(Figure collection entries)
....

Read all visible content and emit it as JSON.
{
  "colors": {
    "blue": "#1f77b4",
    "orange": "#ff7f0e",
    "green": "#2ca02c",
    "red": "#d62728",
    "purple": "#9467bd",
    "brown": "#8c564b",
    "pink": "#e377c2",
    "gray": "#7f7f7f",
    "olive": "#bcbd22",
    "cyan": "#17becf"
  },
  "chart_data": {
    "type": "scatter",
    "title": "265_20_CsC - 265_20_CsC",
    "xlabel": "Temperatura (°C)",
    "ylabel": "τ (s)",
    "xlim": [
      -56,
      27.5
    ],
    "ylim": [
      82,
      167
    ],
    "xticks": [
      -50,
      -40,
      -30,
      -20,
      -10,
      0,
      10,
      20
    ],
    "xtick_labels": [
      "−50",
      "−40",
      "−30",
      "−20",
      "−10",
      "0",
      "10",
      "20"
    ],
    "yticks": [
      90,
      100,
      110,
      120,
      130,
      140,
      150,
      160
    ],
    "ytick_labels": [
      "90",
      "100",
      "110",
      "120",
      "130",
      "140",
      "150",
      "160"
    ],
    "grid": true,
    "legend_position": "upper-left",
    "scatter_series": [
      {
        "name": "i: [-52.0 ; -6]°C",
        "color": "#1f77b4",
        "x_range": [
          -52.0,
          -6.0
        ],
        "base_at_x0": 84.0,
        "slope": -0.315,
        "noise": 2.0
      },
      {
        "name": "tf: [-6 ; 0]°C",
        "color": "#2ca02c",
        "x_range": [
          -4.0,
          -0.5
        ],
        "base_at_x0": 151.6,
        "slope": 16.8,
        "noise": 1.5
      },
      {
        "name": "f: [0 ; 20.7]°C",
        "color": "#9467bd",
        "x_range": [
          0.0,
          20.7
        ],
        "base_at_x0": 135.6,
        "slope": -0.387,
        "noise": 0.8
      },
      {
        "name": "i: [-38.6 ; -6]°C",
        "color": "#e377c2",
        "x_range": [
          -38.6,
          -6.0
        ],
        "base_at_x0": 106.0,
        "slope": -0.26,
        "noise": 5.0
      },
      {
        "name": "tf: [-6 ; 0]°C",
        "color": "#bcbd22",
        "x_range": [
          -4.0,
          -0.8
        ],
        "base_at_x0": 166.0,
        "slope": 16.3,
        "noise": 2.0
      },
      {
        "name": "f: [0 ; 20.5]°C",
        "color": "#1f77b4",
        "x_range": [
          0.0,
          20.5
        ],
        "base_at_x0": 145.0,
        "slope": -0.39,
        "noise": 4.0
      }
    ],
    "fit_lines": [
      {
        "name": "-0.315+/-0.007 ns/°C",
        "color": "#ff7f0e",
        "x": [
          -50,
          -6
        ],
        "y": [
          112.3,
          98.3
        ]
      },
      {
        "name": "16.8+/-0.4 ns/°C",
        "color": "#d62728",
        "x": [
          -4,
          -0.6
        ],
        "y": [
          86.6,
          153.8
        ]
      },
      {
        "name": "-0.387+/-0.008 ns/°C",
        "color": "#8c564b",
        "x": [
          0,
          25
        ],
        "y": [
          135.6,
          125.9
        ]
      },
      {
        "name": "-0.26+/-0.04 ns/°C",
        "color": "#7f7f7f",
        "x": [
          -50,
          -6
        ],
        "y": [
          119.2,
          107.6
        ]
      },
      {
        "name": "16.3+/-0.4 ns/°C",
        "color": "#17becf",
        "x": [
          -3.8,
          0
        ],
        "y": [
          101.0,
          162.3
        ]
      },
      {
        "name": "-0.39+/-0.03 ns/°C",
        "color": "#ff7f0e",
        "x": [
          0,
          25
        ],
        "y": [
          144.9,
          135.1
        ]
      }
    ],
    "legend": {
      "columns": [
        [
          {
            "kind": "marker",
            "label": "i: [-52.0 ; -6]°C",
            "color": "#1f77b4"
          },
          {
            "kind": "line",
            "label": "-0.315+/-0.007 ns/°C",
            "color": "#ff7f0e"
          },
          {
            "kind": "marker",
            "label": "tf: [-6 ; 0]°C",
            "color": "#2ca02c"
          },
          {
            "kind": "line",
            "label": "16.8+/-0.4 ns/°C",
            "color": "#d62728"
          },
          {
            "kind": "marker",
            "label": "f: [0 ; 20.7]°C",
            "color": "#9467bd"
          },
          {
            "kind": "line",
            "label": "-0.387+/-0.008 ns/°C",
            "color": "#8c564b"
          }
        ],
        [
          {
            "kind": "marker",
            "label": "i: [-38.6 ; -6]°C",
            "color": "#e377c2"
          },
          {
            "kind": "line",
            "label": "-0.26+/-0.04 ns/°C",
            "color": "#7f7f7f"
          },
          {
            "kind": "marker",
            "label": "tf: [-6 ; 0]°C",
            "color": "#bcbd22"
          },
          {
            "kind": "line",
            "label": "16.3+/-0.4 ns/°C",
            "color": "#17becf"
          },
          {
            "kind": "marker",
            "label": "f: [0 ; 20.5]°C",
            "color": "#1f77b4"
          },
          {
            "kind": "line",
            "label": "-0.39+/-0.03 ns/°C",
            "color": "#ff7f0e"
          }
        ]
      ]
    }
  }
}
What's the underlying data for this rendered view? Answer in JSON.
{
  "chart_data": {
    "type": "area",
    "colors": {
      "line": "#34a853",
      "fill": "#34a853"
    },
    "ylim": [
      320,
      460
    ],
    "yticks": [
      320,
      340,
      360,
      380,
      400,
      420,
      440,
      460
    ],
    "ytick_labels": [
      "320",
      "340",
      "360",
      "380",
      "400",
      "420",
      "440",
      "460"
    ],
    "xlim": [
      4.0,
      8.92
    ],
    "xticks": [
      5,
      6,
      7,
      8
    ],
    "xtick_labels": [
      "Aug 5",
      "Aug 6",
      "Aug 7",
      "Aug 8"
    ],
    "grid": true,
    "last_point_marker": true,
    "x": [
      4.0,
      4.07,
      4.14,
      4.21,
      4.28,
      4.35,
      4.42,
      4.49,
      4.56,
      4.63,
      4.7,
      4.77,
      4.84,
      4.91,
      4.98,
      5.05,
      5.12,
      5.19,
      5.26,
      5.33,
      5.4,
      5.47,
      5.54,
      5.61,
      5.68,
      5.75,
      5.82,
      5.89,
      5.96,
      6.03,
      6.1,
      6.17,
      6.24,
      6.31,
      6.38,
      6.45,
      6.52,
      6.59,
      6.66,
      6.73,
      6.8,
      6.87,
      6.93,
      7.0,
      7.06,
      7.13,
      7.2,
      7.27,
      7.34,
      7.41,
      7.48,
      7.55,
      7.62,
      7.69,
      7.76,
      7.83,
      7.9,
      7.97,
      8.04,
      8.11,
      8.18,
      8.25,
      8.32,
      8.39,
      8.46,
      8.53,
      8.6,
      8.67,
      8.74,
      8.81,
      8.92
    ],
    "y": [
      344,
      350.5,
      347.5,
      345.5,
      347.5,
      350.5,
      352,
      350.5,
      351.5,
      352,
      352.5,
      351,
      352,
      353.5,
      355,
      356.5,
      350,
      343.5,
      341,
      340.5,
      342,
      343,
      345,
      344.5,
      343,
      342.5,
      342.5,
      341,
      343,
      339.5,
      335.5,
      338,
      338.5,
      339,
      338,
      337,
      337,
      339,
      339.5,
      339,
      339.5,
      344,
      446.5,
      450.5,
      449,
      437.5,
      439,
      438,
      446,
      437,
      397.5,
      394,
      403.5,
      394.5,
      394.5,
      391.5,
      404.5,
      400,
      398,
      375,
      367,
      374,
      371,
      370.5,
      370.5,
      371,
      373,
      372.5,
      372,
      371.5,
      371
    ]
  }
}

....

Search the records for the word "name". Copy every line that has it.

        "name": "i: [-52.0 ; -6]°C",
        "name": "tf: [-6 ; 0]°C",
        "name": "f: [0 ; 20.7]°C",
        "name": "i: [-38.6 ; -6]°C",
        "name": "tf: [-6 ; 0]°C",
        "name": "f: [0 ; 20.5]°C",
        "name": "-0.315+/-0.007 ns/°C",
        "name": "16.8+/-0.4 ns/°C",
        "name": "-0.387+/-0.008 ns/°C",
        "name": "-0.26+/-0.04 ns/°C",
        "name": "16.3+/-0.4 ns/°C",
        "name": "-0.39+/-0.03 ns/°C",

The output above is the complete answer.